== Record set

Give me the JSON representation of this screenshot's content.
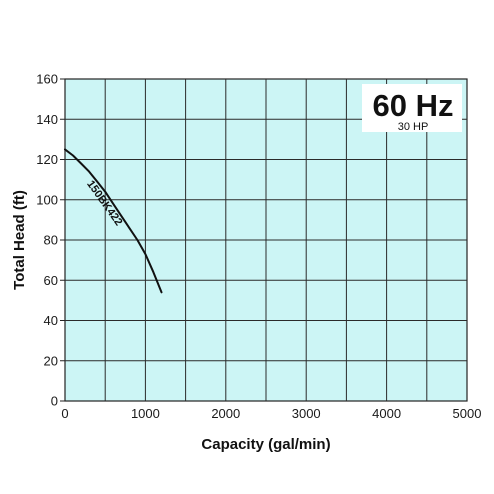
{
  "chart_data": {
    "type": "line",
    "title": "60 Hz",
    "subtitle": "30 HP",
    "xlabel": "Capacity (gal/min)",
    "ylabel": "Total Head (ft)",
    "xlim": [
      0,
      5000
    ],
    "ylim": [
      0,
      160
    ],
    "x_ticks": [
      0,
      1000,
      2000,
      3000,
      4000,
      5000
    ],
    "y_ticks": [
      0,
      20,
      40,
      60,
      80,
      100,
      120,
      140,
      160
    ],
    "grid": true,
    "plot_background": "#ccf5f5",
    "grid_color": "#2a2a2a",
    "series": [
      {
        "name": "150BK422",
        "color": "#111111",
        "points": [
          [
            0,
            125
          ],
          [
            100,
            122
          ],
          [
            200,
            118
          ],
          [
            300,
            114
          ],
          [
            400,
            109
          ],
          [
            500,
            104
          ],
          [
            600,
            98
          ],
          [
            700,
            92
          ],
          [
            800,
            86
          ],
          [
            900,
            80
          ],
          [
            1000,
            73
          ],
          [
            1100,
            64
          ],
          [
            1200,
            54
          ]
        ]
      }
    ]
  }
}
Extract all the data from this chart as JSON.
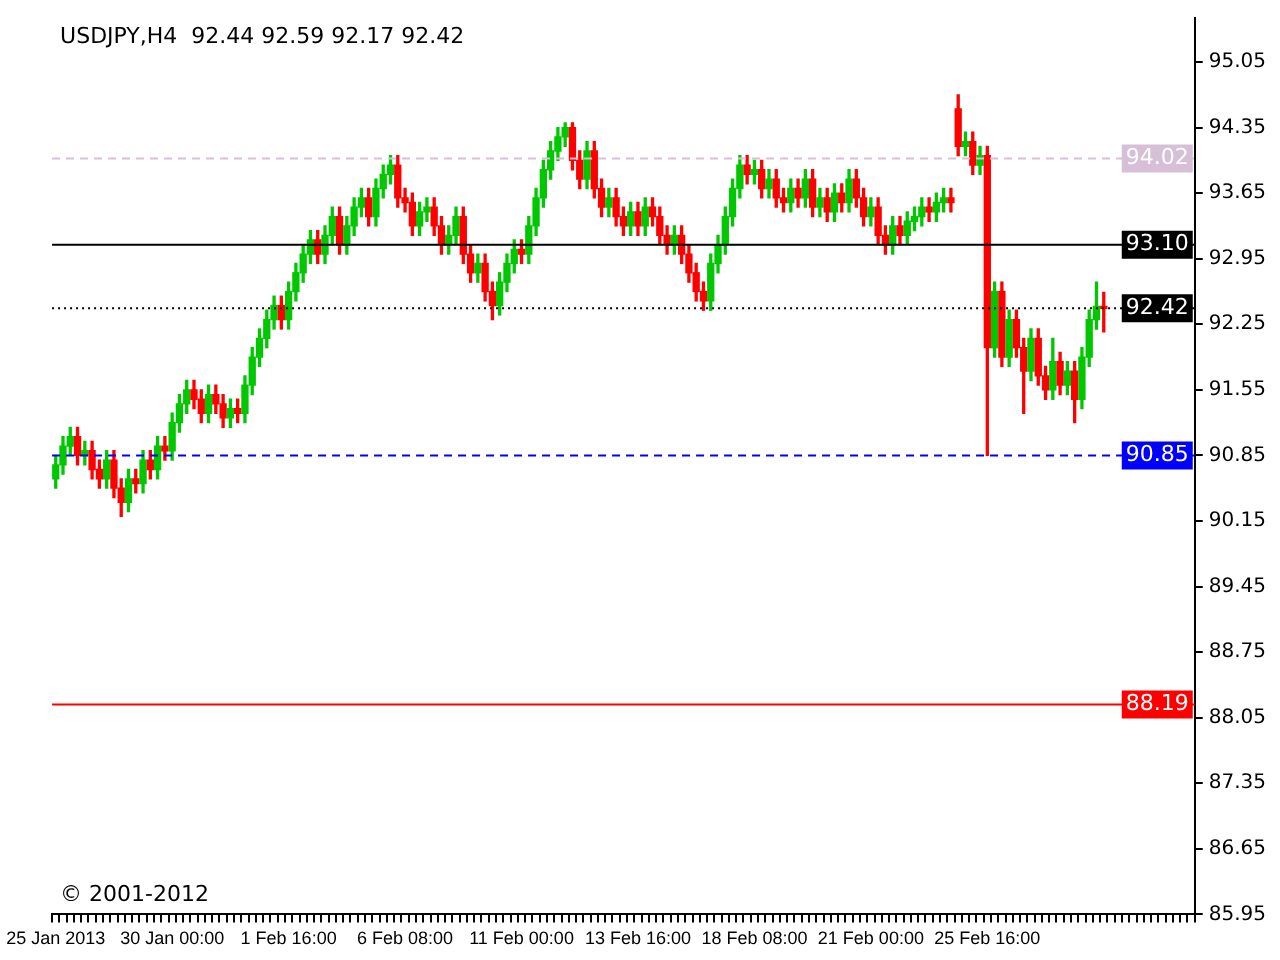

====

Your task:
Copy all lines from the material that contain "JSON".

Task response:
Give me the JSON representation of this screenshot's content.
Extract all the data from this chart as JSON.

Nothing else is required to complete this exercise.